### Written instruction
Output the line containing "Parse this screenshot: output" and all subsequent lines of the listing below, copied exactly, with no other lines.

### Provided entries
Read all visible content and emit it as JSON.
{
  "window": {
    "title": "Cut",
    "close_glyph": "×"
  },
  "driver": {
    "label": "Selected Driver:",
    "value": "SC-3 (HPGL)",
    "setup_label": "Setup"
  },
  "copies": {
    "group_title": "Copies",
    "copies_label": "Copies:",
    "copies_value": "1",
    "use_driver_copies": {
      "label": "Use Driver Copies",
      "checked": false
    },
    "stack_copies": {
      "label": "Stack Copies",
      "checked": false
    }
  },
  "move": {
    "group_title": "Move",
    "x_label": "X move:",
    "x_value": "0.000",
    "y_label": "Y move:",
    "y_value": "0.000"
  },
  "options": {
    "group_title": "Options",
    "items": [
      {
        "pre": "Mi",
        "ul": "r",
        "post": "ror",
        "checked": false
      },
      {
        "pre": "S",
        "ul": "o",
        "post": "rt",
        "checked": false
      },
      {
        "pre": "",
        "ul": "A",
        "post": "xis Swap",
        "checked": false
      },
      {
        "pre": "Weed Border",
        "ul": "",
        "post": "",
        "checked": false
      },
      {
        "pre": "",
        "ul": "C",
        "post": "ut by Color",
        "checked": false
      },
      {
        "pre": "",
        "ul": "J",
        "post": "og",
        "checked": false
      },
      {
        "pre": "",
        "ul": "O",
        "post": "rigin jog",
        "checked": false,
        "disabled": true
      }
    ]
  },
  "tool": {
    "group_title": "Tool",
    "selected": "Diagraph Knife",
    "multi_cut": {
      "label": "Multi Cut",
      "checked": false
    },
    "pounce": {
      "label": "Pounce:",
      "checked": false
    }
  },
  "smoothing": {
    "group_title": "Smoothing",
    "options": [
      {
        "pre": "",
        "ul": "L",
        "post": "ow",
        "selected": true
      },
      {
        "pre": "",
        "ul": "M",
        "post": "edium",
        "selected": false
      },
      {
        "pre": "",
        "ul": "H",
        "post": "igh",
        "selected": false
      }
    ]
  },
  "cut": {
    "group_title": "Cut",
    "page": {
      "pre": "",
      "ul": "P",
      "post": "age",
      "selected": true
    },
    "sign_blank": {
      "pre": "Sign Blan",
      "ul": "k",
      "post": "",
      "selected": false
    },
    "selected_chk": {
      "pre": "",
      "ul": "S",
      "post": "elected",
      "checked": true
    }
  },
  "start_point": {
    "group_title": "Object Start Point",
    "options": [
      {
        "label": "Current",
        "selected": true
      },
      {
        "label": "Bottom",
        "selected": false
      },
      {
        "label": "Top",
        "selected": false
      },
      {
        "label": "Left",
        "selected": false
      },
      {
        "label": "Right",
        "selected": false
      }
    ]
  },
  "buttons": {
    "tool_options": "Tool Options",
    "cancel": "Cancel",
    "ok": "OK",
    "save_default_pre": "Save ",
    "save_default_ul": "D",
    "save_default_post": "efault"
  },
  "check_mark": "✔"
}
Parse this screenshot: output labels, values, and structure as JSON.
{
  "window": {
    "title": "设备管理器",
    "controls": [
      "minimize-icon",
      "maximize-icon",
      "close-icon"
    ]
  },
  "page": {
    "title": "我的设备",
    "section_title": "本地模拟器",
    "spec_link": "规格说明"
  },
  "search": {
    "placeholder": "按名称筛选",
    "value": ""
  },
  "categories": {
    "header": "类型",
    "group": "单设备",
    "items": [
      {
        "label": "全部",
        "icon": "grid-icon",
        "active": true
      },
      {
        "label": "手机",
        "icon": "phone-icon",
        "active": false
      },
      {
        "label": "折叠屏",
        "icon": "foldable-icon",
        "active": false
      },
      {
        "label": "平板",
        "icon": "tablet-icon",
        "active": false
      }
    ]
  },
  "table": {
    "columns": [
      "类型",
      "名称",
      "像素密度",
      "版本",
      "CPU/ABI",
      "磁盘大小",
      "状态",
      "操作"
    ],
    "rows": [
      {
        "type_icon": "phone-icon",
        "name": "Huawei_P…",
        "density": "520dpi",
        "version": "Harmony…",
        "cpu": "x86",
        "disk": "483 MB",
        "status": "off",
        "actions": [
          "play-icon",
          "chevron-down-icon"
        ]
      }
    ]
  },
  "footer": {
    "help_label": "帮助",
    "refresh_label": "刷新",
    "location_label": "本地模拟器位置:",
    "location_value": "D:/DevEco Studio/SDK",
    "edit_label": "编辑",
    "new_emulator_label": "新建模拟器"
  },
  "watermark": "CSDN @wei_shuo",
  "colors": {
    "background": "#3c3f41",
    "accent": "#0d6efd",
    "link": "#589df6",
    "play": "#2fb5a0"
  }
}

### Answer in full
Parse this screenshot: output labels, values, and structure as JSON.
{
  "window": {
    "title": "设备管理器",
    "controls": [
      "minimize-icon",
      "maximize-icon",
      "close-icon"
    ]
  },
  "page": {
    "title": "我的设备",
    "section_title": "本地模拟器",
    "spec_link": "规格说明"
  },
  "search": {
    "placeholder": "按名称筛选",
    "value": ""
  },
  "categories": {
    "header": "类型",
    "group": "单设备",
    "items": [
      {
        "label": "全部",
        "icon": "grid-icon",
        "active": true
      },
      {
        "label": "手机",
        "icon": "phone-icon",
        "active": false
      },
      {
        "label": "折叠屏",
        "icon": "foldable-icon",
        "active": false
      },
      {
        "label": "平板",
        "icon": "tablet-icon",
        "active": false
      }
    ]
  },
  "table": {
    "columns": [
      "类型",
      "名称",
      "像素密度",
      "版本",
      "CPU/ABI",
      "磁盘大小",
      "状态",
      "操作"
    ],
    "rows": [
      {
        "type_icon": "phone-icon",
        "name": "Huawei_P…",
        "density": "520dpi",
        "version": "Harmony…",
        "cpu": "x86",
        "disk": "483 MB",
        "status": "off",
        "actions": [
          "play-icon",
          "chevron-down-icon"
        ]
      }
    ]
  },
  "footer": {
    "help_label": "帮助",
    "refresh_label": "刷新",
    "location_label": "本地模拟器位置:",
    "location_value": "D:/DevEco Studio/SDK",
    "edit_label": "编辑",
    "new_emulator_label": "新建模拟器"
  },
  "watermark": "CSDN @wei_shuo",
  "colors": {
    "background": "#3c3f41",
    "accent": "#0d6efd",
    "link": "#589df6",
    "play": "#2fb5a0"
  }
}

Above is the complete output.